▸ **EXTRACTED DATA**:
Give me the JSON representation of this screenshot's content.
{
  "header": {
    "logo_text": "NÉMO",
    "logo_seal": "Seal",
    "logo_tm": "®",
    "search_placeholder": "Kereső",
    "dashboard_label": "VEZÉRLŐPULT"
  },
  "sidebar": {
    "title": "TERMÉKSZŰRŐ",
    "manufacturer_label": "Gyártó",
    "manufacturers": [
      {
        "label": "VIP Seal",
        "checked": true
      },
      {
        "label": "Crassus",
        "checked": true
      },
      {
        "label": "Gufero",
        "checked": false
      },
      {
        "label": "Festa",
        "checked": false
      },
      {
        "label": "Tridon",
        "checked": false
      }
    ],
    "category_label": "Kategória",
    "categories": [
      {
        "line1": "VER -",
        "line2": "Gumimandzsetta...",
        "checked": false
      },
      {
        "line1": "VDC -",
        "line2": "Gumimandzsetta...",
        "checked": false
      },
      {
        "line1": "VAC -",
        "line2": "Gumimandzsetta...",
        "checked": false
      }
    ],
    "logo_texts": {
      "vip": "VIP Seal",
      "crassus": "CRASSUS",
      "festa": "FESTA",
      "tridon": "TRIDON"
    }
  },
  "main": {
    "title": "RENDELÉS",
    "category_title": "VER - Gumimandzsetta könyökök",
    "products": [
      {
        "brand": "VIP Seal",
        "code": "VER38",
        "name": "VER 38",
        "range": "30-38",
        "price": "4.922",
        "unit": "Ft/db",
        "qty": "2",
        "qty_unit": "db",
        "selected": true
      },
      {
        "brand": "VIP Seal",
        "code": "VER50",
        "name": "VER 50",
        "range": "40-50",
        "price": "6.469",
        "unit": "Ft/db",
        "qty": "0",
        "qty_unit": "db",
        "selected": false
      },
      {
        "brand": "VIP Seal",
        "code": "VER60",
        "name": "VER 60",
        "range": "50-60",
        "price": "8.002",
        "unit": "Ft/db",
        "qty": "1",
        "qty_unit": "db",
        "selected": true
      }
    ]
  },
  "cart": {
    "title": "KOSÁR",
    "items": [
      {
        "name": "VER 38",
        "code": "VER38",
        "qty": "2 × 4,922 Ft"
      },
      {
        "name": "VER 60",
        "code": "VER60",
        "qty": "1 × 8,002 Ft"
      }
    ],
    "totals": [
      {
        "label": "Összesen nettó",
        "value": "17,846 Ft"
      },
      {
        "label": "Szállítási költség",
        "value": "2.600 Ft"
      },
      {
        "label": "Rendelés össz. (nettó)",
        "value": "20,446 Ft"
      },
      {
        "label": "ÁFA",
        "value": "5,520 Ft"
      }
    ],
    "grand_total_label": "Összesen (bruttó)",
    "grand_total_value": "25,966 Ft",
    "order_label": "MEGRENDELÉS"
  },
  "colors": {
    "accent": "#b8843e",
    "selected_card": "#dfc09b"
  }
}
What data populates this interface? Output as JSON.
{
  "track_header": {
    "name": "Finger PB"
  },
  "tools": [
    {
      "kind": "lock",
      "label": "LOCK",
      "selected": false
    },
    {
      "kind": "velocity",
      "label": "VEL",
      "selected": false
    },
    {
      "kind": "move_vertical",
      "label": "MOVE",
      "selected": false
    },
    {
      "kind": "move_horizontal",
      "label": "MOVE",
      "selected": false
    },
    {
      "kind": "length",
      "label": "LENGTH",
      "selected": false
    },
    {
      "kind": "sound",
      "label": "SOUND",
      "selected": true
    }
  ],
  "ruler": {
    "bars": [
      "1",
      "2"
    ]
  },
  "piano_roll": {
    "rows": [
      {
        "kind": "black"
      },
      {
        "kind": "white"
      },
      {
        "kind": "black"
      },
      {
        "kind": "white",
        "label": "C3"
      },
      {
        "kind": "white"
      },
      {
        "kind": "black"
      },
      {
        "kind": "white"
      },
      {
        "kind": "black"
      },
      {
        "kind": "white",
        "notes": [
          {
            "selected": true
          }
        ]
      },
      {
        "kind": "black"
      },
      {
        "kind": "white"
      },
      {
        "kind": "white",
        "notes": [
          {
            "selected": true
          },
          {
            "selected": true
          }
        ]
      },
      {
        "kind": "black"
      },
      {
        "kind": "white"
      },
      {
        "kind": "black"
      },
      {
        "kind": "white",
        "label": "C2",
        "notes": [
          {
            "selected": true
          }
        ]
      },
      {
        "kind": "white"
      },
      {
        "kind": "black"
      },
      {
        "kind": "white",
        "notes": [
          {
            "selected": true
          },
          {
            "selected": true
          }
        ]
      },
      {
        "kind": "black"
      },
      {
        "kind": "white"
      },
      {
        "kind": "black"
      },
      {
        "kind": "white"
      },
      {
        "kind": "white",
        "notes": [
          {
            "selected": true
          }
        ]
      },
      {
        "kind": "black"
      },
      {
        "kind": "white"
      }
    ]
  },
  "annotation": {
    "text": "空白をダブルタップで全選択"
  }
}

▸ **WRITTEN PROBLEM**: Copy out each line of the data where the string "nettó" appears.

▸ **ANSWER TO THE PROBLEM**:
        "label": "Összesen nettó",
        "label": "Rendelés össz. (nettó)",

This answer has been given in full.